Write out the entries below once more, exactly.

+++ Input for this task +++

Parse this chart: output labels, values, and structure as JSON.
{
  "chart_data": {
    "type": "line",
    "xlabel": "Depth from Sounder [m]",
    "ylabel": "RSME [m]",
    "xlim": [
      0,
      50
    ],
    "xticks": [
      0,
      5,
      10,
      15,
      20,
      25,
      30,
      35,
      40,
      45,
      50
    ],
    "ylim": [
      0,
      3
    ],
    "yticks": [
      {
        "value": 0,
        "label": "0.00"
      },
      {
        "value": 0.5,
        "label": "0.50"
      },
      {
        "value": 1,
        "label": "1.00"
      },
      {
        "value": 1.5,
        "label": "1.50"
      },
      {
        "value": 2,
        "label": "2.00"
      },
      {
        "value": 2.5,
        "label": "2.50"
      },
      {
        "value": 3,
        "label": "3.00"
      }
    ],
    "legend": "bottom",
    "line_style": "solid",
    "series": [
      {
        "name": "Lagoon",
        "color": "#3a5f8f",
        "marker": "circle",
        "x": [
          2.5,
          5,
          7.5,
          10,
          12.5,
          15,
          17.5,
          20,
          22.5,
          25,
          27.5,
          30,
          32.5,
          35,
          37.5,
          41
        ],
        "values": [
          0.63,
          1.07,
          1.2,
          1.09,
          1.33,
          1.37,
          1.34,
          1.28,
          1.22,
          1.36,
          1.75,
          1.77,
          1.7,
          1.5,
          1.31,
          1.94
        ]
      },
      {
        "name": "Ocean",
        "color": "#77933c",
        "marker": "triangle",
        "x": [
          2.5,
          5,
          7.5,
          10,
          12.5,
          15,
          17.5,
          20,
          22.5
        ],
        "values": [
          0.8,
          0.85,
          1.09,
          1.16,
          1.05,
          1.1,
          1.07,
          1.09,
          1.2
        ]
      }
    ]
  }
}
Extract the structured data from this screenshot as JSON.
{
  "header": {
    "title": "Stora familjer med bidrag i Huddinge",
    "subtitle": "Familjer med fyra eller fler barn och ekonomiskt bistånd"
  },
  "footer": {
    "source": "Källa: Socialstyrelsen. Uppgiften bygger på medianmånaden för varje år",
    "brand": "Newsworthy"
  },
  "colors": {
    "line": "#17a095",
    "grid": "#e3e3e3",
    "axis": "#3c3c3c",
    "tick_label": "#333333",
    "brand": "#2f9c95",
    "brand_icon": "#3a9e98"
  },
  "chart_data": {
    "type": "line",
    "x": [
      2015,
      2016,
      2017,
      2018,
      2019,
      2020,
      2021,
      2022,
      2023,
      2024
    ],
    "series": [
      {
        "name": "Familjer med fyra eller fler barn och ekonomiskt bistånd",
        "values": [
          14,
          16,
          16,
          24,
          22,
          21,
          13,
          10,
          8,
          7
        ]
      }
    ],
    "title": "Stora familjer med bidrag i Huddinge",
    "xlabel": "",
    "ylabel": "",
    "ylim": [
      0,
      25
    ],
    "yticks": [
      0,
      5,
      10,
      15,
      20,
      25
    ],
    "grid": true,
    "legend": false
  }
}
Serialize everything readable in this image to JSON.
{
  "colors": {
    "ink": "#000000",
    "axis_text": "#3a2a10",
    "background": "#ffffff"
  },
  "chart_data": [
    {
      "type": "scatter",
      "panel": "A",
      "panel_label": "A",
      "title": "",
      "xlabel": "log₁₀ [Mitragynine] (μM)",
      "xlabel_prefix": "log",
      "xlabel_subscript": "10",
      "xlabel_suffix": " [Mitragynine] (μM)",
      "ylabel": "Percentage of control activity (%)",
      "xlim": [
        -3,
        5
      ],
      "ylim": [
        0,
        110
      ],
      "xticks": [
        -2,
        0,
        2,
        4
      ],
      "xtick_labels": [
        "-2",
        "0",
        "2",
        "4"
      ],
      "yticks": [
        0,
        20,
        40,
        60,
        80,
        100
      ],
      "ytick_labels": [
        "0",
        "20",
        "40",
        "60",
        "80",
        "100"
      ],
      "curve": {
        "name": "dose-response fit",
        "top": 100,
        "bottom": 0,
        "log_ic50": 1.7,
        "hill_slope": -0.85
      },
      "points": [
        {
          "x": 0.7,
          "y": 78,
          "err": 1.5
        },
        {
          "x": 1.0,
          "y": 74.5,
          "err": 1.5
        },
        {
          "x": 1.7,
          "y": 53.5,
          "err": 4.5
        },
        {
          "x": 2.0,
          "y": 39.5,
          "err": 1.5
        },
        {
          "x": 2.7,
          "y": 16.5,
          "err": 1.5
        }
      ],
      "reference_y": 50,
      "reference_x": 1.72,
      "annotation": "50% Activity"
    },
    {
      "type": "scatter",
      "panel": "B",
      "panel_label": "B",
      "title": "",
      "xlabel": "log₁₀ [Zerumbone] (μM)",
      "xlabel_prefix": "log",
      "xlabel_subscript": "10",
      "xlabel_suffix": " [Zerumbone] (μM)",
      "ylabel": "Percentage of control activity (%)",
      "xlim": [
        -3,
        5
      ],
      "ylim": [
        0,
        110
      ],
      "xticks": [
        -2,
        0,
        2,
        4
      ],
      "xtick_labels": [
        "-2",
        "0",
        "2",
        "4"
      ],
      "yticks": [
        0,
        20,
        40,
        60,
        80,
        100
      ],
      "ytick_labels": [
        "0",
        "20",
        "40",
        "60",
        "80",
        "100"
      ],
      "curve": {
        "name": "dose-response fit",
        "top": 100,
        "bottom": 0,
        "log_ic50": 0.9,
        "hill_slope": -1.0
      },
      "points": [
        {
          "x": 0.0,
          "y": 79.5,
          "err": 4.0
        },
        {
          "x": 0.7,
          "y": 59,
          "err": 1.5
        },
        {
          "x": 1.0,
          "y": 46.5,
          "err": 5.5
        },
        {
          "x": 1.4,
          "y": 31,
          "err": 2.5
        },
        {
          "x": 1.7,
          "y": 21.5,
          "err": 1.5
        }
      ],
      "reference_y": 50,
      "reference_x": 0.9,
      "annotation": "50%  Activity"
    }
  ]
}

+++

In response
Parse this chart: output labels, values, and structure as JSON.
{
  "chart_data": {
    "type": "line",
    "xlabel": "Depth from Sounder [m]",
    "ylabel": "RSME [m]",
    "xlim": [
      0,
      50
    ],
    "xticks": [
      0,
      5,
      10,
      15,
      20,
      25,
      30,
      35,
      40,
      45,
      50
    ],
    "ylim": [
      0,
      3
    ],
    "yticks": [
      {
        "value": 0,
        "label": "0.00"
      },
      {
        "value": 0.5,
        "label": "0.50"
      },
      {
        "value": 1,
        "label": "1.00"
      },
      {
        "value": 1.5,
        "label": "1.50"
      },
      {
        "value": 2,
        "label": "2.00"
      },
      {
        "value": 2.5,
        "label": "2.50"
      },
      {
        "value": 3,
        "label": "3.00"
      }
    ],
    "legend": "bottom",
    "line_style": "solid",
    "series": [
      {
        "name": "Lagoon",
        "color": "#3a5f8f",
        "marker": "circle",
        "x": [
          2.5,
          5,
          7.5,
          10,
          12.5,
          15,
          17.5,
          20,
          22.5,
          25,
          27.5,
          30,
          32.5,
          35,
          37.5,
          41
        ],
        "values": [
          0.63,
          1.07,
          1.2,
          1.09,
          1.33,
          1.37,
          1.34,
          1.28,
          1.22,
          1.36,
          1.75,
          1.77,
          1.7,
          1.5,
          1.31,
          1.94
        ]
      },
      {
        "name": "Ocean",
        "color": "#77933c",
        "marker": "triangle",
        "x": [
          2.5,
          5,
          7.5,
          10,
          12.5,
          15,
          17.5,
          20,
          22.5
        ],
        "values": [
          0.8,
          0.85,
          1.09,
          1.16,
          1.05,
          1.1,
          1.07,
          1.09,
          1.2
        ]
      }
    ]
  }
}
Extract the structured data from this screenshot as JSON.
{
  "header": {
    "title": "Stora familjer med bidrag i Huddinge",
    "subtitle": "Familjer med fyra eller fler barn och ekonomiskt bistånd"
  },
  "footer": {
    "source": "Källa: Socialstyrelsen. Uppgiften bygger på medianmånaden för varje år",
    "brand": "Newsworthy"
  },
  "colors": {
    "line": "#17a095",
    "grid": "#e3e3e3",
    "axis": "#3c3c3c",
    "tick_label": "#333333",
    "brand": "#2f9c95",
    "brand_icon": "#3a9e98"
  },
  "chart_data": {
    "type": "line",
    "x": [
      2015,
      2016,
      2017,
      2018,
      2019,
      2020,
      2021,
      2022,
      2023,
      2024
    ],
    "series": [
      {
        "name": "Familjer med fyra eller fler barn och ekonomiskt bistånd",
        "values": [
          14,
          16,
          16,
          24,
          22,
          21,
          13,
          10,
          8,
          7
        ]
      }
    ],
    "title": "Stora familjer med bidrag i Huddinge",
    "xlabel": "",
    "ylabel": "",
    "ylim": [
      0,
      25
    ],
    "yticks": [
      0,
      5,
      10,
      15,
      20,
      25
    ],
    "grid": true,
    "legend": false
  }
}
Serialize everything readable in this image to JSON.
{
  "colors": {
    "ink": "#000000",
    "axis_text": "#3a2a10",
    "background": "#ffffff"
  },
  "chart_data": [
    {
      "type": "scatter",
      "panel": "A",
      "panel_label": "A",
      "title": "",
      "xlabel": "log₁₀ [Mitragynine] (μM)",
      "xlabel_prefix": "log",
      "xlabel_subscript": "10",
      "xlabel_suffix": " [Mitragynine] (μM)",
      "ylabel": "Percentage of control activity (%)",
      "xlim": [
        -3,
        5
      ],
      "ylim": [
        0,
        110
      ],
      "xticks": [
        -2,
        0,
        2,
        4
      ],
      "xtick_labels": [
        "-2",
        "0",
        "2",
        "4"
      ],
      "yticks": [
        0,
        20,
        40,
        60,
        80,
        100
      ],
      "ytick_labels": [
        "0",
        "20",
        "40",
        "60",
        "80",
        "100"
      ],
      "curve": {
        "name": "dose-response fit",
        "top": 100,
        "bottom": 0,
        "log_ic50": 1.7,
        "hill_slope": -0.85
      },
      "points": [
        {
          "x": 0.7,
          "y": 78,
          "err": 1.5
        },
        {
          "x": 1.0,
          "y": 74.5,
          "err": 1.5
        },
        {
          "x": 1.7,
          "y": 53.5,
          "err": 4.5
        },
        {
          "x": 2.0,
          "y": 39.5,
          "err": 1.5
        },
        {
          "x": 2.7,
          "y": 16.5,
          "err": 1.5
        }
      ],
      "reference_y": 50,
      "reference_x": 1.72,
      "annotation": "50% Activity"
    },
    {
      "type": "scatter",
      "panel": "B",
      "panel_label": "B",
      "title": "",
      "xlabel": "log₁₀ [Zerumbone] (μM)",
      "xlabel_prefix": "log",
      "xlabel_subscript": "10",
      "xlabel_suffix": " [Zerumbone] (μM)",
      "ylabel": "Percentage of control activity (%)",
      "xlim": [
        -3,
        5
      ],
      "ylim": [
        0,
        110
      ],
      "xticks": [
        -2,
        0,
        2,
        4
      ],
      "xtick_labels": [
        "-2",
        "0",
        "2",
        "4"
      ],
      "yticks": [
        0,
        20,
        40,
        60,
        80,
        100
      ],
      "ytick_labels": [
        "0",
        "20",
        "40",
        "60",
        "80",
        "100"
      ],
      "curve": {
        "name": "dose-response fit",
        "top": 100,
        "bottom": 0,
        "log_ic50": 0.9,
        "hill_slope": -1.0
      },
      "points": [
        {
          "x": 0.0,
          "y": 79.5,
          "err": 4.0
        },
        {
          "x": 0.7,
          "y": 59,
          "err": 1.5
        },
        {
          "x": 1.0,
          "y": 46.5,
          "err": 5.5
        },
        {
          "x": 1.4,
          "y": 31,
          "err": 2.5
        },
        {
          "x": 1.7,
          "y": 21.5,
          "err": 1.5
        }
      ],
      "reference_y": 50,
      "reference_x": 0.9,
      "annotation": "50%  Activity"
    }
  ]
}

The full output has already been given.